• YOUR TASK: From the entries below, pull out each line where "during" appears.

^^^^^^^^^^^^^^^^

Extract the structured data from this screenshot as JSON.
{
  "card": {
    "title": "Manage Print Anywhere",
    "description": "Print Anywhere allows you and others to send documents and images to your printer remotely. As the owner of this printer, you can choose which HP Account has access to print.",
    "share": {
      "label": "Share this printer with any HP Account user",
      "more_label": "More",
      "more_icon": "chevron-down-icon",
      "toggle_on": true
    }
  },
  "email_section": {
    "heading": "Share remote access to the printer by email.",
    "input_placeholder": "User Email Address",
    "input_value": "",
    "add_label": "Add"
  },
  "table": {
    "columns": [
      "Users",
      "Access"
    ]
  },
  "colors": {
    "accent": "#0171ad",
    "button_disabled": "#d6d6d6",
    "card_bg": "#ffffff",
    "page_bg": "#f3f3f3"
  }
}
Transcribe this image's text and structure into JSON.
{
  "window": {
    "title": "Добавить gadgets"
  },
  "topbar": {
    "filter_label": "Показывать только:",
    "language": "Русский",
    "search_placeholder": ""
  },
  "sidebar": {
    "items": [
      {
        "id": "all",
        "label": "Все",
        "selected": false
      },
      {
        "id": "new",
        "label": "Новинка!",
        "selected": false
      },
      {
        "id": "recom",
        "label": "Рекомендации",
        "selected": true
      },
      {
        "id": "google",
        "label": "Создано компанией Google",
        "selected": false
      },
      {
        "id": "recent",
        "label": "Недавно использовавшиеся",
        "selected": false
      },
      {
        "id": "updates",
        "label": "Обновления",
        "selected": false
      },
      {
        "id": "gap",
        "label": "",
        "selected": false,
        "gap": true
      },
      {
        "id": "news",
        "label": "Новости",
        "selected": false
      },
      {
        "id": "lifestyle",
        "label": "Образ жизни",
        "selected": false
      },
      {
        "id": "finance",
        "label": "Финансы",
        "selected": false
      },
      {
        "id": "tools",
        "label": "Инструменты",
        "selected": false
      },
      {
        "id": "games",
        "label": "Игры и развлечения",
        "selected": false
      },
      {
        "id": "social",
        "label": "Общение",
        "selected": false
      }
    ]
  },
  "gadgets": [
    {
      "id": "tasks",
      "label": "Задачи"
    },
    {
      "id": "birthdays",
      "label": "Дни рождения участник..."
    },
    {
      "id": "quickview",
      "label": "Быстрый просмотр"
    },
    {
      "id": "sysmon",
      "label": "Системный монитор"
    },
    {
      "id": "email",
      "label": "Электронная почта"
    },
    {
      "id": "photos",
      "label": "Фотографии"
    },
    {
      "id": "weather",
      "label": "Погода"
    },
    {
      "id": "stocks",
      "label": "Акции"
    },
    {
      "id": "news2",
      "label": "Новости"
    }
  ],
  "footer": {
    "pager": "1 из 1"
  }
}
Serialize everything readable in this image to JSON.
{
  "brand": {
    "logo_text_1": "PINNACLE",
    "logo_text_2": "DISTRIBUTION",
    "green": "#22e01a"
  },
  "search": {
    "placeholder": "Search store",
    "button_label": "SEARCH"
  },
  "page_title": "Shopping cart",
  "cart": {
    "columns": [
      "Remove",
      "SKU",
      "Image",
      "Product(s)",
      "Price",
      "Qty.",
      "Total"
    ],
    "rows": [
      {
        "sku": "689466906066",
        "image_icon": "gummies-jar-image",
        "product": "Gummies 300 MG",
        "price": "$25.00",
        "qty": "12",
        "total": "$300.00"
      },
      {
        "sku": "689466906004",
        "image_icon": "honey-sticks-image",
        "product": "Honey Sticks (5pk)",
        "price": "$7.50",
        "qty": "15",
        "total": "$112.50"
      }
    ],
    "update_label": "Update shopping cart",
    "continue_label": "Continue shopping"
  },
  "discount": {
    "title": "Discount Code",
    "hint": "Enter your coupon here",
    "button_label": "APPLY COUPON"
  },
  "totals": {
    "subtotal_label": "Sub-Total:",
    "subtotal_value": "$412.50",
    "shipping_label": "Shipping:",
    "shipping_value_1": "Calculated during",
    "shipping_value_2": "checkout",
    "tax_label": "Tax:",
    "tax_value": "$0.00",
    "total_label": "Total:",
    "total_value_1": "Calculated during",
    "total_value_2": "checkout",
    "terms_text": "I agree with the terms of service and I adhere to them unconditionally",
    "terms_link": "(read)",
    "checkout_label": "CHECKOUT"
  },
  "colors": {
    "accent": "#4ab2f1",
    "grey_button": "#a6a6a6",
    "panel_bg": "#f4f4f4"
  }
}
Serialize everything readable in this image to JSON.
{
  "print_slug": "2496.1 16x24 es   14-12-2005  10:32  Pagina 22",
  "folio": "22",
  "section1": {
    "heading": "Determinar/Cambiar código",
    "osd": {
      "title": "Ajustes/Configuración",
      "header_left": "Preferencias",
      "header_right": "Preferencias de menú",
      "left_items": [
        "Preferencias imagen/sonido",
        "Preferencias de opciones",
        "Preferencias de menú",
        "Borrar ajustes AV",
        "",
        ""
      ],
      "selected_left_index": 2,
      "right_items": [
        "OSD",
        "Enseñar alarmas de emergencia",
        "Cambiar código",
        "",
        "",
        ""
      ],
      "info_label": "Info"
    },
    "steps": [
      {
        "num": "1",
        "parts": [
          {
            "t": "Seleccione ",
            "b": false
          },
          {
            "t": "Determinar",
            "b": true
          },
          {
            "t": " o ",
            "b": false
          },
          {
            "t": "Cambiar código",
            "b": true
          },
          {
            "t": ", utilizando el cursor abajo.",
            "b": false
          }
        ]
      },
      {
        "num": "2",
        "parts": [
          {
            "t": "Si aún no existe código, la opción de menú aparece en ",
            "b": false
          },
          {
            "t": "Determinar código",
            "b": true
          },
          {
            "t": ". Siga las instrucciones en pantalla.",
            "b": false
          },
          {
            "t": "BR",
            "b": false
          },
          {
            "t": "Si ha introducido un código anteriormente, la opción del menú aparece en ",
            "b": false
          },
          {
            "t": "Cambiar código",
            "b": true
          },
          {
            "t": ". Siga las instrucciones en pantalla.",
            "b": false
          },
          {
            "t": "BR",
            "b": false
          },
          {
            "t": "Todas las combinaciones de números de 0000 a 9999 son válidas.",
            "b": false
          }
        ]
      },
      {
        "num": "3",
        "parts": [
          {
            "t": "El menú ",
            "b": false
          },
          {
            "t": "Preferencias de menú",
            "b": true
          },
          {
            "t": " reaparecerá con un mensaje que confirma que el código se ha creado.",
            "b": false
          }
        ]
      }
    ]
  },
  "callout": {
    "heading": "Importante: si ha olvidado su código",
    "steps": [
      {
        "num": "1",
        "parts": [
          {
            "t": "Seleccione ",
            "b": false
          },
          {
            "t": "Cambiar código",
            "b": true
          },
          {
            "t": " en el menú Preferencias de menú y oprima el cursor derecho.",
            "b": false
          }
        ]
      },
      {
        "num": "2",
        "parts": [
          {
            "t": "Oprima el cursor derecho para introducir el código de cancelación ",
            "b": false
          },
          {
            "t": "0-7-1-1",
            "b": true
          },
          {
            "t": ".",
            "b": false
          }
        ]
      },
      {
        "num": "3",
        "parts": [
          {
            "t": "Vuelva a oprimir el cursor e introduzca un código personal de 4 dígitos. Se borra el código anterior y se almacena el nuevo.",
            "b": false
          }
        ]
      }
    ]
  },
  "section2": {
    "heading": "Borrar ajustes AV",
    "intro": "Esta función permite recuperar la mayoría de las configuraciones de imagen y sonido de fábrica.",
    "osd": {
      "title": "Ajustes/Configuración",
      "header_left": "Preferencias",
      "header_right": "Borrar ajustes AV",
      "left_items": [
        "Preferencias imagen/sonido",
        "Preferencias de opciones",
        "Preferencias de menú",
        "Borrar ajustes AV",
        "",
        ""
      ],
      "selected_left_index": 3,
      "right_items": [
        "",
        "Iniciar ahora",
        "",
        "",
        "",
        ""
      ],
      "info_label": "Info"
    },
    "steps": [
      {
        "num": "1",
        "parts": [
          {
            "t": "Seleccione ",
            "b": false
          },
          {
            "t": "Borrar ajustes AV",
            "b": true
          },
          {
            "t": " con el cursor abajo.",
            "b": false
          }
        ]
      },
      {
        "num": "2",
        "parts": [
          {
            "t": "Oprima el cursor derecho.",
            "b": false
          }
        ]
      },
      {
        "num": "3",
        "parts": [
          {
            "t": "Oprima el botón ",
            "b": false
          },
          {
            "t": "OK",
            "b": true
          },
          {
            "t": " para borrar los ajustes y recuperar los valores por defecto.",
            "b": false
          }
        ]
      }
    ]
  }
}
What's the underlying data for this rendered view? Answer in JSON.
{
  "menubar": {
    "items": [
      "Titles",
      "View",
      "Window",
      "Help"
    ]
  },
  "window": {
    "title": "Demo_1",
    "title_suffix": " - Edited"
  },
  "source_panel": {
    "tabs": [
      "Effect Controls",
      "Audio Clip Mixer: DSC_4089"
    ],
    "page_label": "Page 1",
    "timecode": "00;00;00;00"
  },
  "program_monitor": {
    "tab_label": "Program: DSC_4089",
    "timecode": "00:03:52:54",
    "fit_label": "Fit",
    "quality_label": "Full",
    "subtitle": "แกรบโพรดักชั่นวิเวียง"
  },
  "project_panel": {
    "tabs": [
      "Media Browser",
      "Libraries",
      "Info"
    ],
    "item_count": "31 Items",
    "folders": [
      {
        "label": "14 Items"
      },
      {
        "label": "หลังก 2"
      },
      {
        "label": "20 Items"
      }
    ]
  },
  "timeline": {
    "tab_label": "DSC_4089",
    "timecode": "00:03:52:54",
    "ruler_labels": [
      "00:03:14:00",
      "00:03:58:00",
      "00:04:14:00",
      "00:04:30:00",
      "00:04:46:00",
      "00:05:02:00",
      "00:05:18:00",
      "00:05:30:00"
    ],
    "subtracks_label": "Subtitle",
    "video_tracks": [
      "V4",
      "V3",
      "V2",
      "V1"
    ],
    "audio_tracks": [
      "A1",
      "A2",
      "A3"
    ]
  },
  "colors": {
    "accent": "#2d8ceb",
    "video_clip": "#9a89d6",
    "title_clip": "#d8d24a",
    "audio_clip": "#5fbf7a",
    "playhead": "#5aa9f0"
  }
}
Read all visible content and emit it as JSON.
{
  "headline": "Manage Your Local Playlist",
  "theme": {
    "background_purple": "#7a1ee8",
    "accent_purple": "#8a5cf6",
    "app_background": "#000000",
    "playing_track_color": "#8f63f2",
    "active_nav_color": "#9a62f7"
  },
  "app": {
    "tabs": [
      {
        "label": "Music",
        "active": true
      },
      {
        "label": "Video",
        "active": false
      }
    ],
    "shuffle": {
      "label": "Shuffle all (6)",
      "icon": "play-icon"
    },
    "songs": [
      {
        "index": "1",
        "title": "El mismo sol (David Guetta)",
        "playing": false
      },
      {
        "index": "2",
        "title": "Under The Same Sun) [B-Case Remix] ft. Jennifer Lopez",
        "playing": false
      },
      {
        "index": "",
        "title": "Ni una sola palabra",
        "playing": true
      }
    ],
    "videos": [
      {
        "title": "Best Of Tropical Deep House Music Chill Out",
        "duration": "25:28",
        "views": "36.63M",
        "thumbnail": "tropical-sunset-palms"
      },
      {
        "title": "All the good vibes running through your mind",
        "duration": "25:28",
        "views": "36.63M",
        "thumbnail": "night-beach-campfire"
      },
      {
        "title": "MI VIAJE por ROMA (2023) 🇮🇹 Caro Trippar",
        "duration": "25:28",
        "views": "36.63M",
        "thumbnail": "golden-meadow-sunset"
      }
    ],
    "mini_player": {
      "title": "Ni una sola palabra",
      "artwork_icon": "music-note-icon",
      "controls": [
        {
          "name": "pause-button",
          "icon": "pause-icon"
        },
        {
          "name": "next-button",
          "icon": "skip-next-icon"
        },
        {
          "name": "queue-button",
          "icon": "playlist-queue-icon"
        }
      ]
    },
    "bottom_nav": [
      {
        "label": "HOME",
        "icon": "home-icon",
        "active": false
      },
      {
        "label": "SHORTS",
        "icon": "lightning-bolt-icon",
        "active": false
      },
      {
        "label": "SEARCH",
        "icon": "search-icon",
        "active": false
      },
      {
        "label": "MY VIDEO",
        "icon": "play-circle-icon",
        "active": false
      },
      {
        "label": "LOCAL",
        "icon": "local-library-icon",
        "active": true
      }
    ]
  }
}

^^^^^^^^^^^^^^^^

• FINAL RESULT:
    "shipping_value_1": "Calculated during",
    "total_value_1": "Calculated during",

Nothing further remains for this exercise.